##### Input material

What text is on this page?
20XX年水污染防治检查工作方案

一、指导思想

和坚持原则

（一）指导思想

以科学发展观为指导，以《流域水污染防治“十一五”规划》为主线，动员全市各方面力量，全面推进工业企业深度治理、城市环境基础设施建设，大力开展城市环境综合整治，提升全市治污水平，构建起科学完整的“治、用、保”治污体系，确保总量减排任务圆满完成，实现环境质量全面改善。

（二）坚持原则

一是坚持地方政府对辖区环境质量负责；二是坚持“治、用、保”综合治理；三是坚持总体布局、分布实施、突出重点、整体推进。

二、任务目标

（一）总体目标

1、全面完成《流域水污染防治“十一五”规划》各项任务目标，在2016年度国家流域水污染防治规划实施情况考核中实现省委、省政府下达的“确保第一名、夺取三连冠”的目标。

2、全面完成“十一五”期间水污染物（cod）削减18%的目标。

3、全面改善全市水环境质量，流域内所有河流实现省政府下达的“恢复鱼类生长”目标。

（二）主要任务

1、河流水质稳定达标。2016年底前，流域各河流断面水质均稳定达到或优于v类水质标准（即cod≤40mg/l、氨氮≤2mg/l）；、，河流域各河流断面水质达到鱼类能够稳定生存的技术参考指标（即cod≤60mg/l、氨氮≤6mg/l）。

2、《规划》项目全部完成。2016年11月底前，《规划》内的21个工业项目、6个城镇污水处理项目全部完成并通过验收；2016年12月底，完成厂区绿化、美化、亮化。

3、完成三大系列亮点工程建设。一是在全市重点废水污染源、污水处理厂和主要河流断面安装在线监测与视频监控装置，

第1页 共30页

##########

Goal: Reproduce the entries above in full, verbatim.

The reply:
What text is on this page?
20XX年水污染防治检查工作方案

一、指导思想

和坚持原则

（一）指导思想

以科学发展观为指导，以《流域水污染防治“十一五”规划》为主线，动员全市各方面力量，全面推进工业企业深度治理、城市环境基础设施建设，大力开展城市环境综合整治，提升全市治污水平，构建起科学完整的“治、用、保”治污体系，确保总量减排任务圆满完成，实现环境质量全面改善。

（二）坚持原则

一是坚持地方政府对辖区环境质量负责；二是坚持“治、用、保”综合治理；三是坚持总体布局、分布实施、突出重点、整体推进。

二、任务目标

（一）总体目标

1、全面完成《流域水污染防治“十一五”规划》各项任务目标，在2016年度国家流域水污染防治规划实施情况考核中实现省委、省政府下达的“确保第一名、夺取三连冠”的目标。

2、全面完成“十一五”期间水污染物（cod）削减18%的目标。

3、全面改善全市水环境质量，流域内所有河流实现省政府下达的“恢复鱼类生长”目标。

（二）主要任务

1、河流水质稳定达标。2016年底前，流域各河流断面水质均稳定达到或优于v类水质标准（即cod≤40mg/l、氨氮≤2mg/l）；、，河流域各河流断面水质达到鱼类能够稳定生存的技术参考指标（即cod≤60mg/l、氨氮≤6mg/l）。

2、《规划》项目全部完成。2016年11月底前，《规划》内的21个工业项目、6个城镇污水处理项目全部完成并通过验收；2016年12月底，完成厂区绿化、美化、亮化。

3、完成三大系列亮点工程建设。一是在全市重点废水污染源、污水处理厂和主要河流断面安装在线监测与视频监控装置，

第1页 共30页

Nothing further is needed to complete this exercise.